* **Problem to work on**
Show each line that has the string "name" in it.

* **The data**

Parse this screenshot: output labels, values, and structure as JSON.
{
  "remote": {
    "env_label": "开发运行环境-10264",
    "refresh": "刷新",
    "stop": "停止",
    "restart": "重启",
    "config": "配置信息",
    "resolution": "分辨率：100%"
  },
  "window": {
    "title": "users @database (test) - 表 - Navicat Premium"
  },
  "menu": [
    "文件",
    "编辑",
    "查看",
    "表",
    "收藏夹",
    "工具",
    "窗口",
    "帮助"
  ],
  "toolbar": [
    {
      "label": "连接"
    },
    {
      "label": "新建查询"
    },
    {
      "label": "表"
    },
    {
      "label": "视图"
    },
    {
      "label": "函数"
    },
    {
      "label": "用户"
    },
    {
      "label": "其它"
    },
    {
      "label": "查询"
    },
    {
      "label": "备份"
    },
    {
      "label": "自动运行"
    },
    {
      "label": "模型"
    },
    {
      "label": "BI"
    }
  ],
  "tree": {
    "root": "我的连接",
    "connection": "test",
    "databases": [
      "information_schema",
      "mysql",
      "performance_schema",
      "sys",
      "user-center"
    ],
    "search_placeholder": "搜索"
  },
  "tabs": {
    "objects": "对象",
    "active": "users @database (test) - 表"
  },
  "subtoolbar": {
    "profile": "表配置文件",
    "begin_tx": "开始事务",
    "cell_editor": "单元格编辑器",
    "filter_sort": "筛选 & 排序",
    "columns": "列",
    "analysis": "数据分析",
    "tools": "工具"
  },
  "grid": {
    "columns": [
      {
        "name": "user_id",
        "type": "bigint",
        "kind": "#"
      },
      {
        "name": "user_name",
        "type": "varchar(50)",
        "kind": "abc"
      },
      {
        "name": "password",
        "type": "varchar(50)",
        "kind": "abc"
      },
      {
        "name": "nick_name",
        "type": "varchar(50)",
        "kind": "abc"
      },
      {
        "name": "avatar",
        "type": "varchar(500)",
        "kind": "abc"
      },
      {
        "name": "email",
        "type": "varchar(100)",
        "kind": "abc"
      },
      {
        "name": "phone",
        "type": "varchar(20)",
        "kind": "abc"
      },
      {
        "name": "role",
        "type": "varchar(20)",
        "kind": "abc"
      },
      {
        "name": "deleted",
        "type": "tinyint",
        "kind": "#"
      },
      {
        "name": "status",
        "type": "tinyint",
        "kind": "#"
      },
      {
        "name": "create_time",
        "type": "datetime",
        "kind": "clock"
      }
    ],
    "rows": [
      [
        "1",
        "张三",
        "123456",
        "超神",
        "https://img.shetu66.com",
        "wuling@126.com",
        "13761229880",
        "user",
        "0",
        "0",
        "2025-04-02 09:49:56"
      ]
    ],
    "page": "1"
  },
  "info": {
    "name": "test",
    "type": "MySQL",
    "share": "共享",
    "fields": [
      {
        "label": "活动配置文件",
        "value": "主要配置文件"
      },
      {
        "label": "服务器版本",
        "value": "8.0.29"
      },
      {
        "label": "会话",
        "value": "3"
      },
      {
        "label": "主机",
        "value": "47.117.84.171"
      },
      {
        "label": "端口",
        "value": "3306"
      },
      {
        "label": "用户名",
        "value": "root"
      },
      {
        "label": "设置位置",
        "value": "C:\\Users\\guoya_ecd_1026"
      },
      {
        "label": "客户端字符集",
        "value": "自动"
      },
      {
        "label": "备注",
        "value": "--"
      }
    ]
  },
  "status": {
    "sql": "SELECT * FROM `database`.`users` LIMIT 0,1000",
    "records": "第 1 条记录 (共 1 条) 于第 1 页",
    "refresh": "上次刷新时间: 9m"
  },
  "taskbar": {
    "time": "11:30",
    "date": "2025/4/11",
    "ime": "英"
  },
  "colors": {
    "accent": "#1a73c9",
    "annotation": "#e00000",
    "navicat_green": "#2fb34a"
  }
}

* **Output of the exercise**
        "name": "user_id",
        "name": "user_name",
        "name": "password",
        "name": "nick_name",
        "name": "avatar",
        "name": "email",
        "name": "phone",
        "name": "role",
        "name": "deleted",
        "name": "status",
        "name": "create_time",
    "name": "test",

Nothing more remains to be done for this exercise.